PASSAGE TO READ:
BEGIN
    Speer has a chapter in their #13 Reloading manual titled "WHY BALLISTICIANS GO GREY"
    makes for some interesting reading especially if your chronograph results don't make sense.
  6. rcmodel

    rcmodel Member in memoriam

    Sep 17, 2007
    Eastern KS
    See, thats why I have never owned a chronograph.

    I simply don't worry about velocity.

    I worry about accuracy & excess pressure.

    And I still went gray & bald worrying about that all these years.

  7. TheCracker

    TheCracker Member

    Feb 17, 2011
    East Texas
    I get 2914 out if my 16" 223 barrel with h335 if that helps any.
  8. ArchAngelCD

    ArchAngelCD Senior Elder

    Nov 25, 2006
    Northeast PA, USA
    Like said above, you will probably never generate the same higher velocities posted in the load data. There are just too many variables.

    Hodgdon load data:
    55gr SPR SP bullet
    Varget 25.5gr = 3174 fps
    H335 25.3gr = 3203 fps

    My loads shot from a 1:12 22" bolt action rifle:
    25.0gr Varget 2797 fps AV
    26.0gr Varget 2965 fps AV

    25.0gr H335 3057 fps AV

    As you can see even from a 22" barrel my actual velocities are nowhere near those posted by Hodgdon on their site. The results you are getting look perfectly normal to me, you should not worry about it...
  9. GeneCC

    GeneCC New Member

    Mar 8, 2013
    There are so many variables.... manufacturing tolerances on your barrel versus the "lab's" barrel. Variations in the primer. Variations in the powder. Neck adhesion to the bullet. Overcoming crimping force.

    As rcmodel points out you can see variations due to "cold bore", atmospheric pressure and so on.

    The big difference is barrel length. I'd say that you're "just about right" for the difference of 500 ft/sec. You're talking eight inches of difference between your rig and the 24" test barrel.

    rcmodel is also correct about port pressure. There will be some gas flow through the port but as I recall the port on an AR-15 series about is about 2mm across versus 5.56mm (or so) for the bore. You're talking a much smaller area for the gas port.
END
TASKS TO COMPLETE:
A - From the rifle velocity discussion, copy the part that opens with the words containing "Sep 17, 2007" and closes with "accuracy & excess pressure.".
B - Rewrite the paragraph of the rifle velocity discussion that begins "There are so many variables" as a short bulleted list of the variables it names.

STORED DATA:
BEGIN
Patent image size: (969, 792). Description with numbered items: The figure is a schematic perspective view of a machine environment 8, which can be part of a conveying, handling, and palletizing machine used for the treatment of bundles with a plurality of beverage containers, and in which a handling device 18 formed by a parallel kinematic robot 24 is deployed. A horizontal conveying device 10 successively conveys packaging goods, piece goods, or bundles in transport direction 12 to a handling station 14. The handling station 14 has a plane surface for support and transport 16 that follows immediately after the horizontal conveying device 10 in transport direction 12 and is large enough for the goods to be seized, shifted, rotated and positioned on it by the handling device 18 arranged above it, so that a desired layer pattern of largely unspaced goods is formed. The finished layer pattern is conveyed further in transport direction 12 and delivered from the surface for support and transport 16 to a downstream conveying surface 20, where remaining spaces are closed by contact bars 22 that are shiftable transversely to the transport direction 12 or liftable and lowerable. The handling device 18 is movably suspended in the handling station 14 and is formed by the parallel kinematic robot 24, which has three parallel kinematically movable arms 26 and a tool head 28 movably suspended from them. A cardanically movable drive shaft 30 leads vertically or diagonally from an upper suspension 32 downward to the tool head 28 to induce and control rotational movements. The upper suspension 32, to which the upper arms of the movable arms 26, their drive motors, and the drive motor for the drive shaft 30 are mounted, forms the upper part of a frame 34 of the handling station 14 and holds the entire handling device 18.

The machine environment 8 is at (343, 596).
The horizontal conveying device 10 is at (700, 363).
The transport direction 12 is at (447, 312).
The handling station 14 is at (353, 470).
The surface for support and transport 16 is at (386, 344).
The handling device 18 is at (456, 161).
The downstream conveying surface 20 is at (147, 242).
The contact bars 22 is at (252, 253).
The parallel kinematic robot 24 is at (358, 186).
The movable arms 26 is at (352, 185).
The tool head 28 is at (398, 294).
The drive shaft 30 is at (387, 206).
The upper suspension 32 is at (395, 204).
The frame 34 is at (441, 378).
END
SOLUTIONS TO THE PROBLEMS:
A -
Sep 17, 2007
    Eastern KS
    See, thats why I have never owned a chronograph.

    I simply don't worry about velocity.

    I worry about accuracy & excess pressure.

B -
- Manufacturing tolerances of your barrel versus the lab's barrel
- Primer variations
- Powder variations
- Neck adhesion to the bullet
- Overcoming crimping force